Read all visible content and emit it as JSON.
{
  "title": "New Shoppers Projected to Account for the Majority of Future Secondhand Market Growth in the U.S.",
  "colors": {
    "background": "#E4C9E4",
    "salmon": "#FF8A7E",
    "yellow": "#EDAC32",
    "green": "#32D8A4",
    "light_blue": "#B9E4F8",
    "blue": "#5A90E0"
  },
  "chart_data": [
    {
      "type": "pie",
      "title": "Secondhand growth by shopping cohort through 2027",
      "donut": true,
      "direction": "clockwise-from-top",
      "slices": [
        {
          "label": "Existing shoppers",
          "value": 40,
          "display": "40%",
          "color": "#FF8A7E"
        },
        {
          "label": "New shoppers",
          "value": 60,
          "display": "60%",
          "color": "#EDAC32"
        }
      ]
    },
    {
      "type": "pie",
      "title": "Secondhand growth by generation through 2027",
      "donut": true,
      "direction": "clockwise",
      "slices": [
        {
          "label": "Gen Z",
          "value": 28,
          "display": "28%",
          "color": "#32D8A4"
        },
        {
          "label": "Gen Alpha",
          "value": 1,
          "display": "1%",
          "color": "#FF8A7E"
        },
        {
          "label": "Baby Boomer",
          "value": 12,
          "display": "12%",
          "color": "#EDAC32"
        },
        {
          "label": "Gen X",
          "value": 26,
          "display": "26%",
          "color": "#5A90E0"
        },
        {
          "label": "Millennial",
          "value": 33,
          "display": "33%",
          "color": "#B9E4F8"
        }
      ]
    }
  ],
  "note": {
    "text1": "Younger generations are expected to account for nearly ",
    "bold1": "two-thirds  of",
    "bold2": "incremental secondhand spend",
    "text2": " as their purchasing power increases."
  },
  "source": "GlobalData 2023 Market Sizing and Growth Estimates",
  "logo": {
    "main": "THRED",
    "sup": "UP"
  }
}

○ ○ ○ ○

Task prompt: The lines above form a set of records; determine how many of them contain the string "direction" and give that number alone.

Solution for this exercise: 2